====== EXCERPTED DATA

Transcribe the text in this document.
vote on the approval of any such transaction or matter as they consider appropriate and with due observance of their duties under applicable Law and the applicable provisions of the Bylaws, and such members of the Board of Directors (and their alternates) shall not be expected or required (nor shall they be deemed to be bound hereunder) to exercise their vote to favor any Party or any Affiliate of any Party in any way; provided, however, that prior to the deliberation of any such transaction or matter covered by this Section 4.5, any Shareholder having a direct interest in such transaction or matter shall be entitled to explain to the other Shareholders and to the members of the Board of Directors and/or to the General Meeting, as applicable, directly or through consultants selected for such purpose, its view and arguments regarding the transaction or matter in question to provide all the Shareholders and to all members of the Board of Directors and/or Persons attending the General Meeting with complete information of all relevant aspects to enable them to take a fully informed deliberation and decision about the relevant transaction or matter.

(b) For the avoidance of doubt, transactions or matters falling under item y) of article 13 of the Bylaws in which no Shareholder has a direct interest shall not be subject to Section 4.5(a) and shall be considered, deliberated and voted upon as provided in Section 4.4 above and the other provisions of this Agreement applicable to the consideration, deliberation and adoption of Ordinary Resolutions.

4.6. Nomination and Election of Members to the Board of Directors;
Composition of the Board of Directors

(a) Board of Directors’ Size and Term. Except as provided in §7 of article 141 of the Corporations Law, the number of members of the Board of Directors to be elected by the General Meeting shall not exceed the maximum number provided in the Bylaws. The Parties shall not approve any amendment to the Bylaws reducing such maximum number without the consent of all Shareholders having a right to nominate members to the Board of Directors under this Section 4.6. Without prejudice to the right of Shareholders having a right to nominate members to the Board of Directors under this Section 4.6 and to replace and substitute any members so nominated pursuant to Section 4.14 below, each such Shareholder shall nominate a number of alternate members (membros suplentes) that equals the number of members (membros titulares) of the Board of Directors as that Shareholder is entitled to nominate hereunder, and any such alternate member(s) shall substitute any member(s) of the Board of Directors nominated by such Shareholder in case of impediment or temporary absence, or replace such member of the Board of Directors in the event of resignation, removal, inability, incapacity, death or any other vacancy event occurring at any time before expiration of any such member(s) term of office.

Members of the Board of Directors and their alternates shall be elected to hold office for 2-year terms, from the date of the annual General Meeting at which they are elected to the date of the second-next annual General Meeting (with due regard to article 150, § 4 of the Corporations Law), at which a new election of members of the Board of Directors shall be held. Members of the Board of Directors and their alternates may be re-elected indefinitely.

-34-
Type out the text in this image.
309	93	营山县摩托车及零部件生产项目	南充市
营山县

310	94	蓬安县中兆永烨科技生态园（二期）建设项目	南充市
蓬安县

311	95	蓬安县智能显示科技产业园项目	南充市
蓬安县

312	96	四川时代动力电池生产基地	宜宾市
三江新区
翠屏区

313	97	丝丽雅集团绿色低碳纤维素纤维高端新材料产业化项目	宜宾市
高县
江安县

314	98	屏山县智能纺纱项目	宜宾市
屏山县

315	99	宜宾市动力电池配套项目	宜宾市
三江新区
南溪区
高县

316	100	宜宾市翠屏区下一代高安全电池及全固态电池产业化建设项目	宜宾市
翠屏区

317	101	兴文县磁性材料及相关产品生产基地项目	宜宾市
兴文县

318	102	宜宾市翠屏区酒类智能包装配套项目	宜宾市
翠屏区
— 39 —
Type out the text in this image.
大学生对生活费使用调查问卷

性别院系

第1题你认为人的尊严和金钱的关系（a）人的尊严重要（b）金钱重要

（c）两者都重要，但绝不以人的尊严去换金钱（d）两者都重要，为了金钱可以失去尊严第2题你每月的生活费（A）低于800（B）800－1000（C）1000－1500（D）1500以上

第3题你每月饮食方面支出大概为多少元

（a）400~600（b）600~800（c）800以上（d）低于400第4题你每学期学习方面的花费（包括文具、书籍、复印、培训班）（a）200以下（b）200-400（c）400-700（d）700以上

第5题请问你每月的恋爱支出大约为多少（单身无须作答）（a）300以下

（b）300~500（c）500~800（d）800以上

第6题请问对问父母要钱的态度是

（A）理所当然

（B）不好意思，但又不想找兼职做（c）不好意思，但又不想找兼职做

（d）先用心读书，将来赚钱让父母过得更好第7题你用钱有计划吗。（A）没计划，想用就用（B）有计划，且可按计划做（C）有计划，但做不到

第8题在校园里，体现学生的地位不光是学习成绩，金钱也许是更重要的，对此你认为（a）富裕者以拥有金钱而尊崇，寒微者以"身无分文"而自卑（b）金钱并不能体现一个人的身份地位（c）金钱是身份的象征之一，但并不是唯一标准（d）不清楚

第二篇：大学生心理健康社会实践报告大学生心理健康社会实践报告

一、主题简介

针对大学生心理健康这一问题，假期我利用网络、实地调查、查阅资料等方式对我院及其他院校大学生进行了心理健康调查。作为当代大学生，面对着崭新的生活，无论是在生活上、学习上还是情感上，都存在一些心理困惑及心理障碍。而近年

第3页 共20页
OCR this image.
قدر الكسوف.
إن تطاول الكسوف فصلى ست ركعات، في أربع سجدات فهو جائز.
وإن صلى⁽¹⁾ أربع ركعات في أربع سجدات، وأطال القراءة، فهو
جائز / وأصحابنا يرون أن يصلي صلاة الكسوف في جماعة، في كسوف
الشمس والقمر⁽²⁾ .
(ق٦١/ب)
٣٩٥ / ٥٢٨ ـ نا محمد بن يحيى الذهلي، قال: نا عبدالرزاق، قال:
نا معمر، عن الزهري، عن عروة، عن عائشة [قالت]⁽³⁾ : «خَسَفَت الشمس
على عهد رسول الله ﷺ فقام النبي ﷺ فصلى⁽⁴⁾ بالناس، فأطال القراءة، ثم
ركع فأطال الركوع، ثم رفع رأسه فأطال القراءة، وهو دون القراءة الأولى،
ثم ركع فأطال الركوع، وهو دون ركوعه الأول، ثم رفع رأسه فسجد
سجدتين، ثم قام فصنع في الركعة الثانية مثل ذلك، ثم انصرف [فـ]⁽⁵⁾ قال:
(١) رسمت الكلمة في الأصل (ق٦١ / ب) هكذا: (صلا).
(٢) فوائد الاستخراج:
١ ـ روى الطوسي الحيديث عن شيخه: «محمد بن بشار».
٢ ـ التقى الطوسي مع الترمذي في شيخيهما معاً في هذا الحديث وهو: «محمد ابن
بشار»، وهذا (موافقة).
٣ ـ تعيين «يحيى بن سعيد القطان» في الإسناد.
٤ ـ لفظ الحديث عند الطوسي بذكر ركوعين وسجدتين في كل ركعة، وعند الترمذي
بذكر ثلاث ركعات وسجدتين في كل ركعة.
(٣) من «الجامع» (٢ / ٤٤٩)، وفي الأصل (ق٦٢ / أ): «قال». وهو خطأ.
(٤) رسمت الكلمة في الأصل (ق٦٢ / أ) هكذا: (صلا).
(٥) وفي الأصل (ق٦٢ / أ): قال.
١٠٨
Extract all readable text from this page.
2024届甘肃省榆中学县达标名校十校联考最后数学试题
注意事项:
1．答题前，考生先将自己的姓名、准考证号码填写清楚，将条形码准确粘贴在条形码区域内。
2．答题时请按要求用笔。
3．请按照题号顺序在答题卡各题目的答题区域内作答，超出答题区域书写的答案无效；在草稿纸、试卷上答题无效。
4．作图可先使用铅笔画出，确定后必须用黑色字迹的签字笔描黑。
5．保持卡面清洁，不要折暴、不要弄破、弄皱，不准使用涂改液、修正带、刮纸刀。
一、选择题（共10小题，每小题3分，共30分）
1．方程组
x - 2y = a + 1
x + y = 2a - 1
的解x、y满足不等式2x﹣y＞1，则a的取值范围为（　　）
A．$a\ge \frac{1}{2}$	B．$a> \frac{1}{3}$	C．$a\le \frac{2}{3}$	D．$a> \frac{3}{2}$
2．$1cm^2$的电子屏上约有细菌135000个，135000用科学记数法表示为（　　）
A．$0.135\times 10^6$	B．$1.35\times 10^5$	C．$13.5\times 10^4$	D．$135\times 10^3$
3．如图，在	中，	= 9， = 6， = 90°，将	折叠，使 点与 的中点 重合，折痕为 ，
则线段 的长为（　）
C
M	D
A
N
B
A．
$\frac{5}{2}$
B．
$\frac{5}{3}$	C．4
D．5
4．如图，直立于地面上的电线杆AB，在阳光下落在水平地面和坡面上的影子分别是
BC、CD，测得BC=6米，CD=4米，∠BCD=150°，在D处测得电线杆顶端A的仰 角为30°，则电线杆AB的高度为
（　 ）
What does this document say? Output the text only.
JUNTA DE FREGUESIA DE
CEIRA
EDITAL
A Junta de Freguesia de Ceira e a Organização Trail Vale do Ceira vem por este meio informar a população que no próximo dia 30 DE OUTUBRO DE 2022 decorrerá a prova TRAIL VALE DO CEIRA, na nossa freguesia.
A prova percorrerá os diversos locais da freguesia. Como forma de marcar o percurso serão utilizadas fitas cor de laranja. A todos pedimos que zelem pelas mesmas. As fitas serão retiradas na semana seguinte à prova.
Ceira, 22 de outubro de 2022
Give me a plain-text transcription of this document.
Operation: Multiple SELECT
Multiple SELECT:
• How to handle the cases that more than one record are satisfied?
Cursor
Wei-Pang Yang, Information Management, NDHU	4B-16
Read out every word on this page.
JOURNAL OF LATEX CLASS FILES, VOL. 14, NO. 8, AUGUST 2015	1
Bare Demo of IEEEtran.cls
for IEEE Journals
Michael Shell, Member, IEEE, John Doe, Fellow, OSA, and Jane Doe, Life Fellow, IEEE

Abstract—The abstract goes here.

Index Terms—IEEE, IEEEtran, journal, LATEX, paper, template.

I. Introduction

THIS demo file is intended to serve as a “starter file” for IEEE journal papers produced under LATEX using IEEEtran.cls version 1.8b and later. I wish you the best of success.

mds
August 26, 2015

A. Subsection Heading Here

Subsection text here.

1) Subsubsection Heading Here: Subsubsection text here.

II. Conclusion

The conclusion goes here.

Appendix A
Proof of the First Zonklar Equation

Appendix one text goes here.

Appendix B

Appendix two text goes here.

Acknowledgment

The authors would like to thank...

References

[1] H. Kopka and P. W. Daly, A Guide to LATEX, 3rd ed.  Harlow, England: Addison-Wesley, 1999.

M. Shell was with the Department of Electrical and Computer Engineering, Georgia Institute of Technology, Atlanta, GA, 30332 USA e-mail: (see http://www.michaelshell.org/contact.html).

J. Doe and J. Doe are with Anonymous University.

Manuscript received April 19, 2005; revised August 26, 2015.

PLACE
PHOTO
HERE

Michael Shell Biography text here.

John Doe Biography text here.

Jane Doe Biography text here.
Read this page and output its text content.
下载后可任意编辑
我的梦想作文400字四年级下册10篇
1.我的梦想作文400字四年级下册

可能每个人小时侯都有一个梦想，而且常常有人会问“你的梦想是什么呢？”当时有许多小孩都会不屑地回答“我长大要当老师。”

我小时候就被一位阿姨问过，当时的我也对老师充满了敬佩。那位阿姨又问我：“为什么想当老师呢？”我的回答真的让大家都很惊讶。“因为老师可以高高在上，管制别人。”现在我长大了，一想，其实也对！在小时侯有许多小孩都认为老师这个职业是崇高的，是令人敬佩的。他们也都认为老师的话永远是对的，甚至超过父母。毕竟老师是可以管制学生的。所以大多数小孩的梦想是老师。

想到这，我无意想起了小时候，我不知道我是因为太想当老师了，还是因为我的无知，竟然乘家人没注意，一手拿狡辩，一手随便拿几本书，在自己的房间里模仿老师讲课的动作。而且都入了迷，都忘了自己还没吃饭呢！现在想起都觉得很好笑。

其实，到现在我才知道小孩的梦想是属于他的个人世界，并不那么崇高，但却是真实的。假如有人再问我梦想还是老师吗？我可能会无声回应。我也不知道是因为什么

============

[EXERCISE] Exactly as written, give again every line from the one containing "Read this page and output its text content." through the last line of the material above, and no other lines.

[OUTPUT FOR THIS EXERCISE]
Read this page and output its text content.
下载后可任意编辑
我的梦想作文400字四年级下册10篇
1.我的梦想作文400字四年级下册

可能每个人小时侯都有一个梦想，而且常常有人会问“你的梦想是什么呢？”当时有许多小孩都会不屑地回答“我长大要当老师。”

我小时候就被一位阿姨问过，当时的我也对老师充满了敬佩。那位阿姨又问我：“为什么想当老师呢？”我的回答真的让大家都很惊讶。“因为老师可以高高在上，管制别人。”现在我长大了，一想，其实也对！在小时侯有许多小孩都认为老师这个职业是崇高的，是令人敬佩的。他们也都认为老师的话永远是对的，甚至超过父母。毕竟老师是可以管制学生的。所以大多数小孩的梦想是老师。

想到这，我无意想起了小时候，我不知道我是因为太想当老师了，还是因为我的无知，竟然乘家人没注意，一手拿狡辩，一手随便拿几本书，在自己的房间里模仿老师讲课的动作。而且都入了迷，都忘了自己还没吃饭呢！现在想起都觉得很好笑。

其实，到现在我才知道小孩的梦想是属于他的个人世界，并不那么崇高，但却是真实的。假如有人再问我梦想还是老师吗？我可能会无声回应。我也不知道是因为什么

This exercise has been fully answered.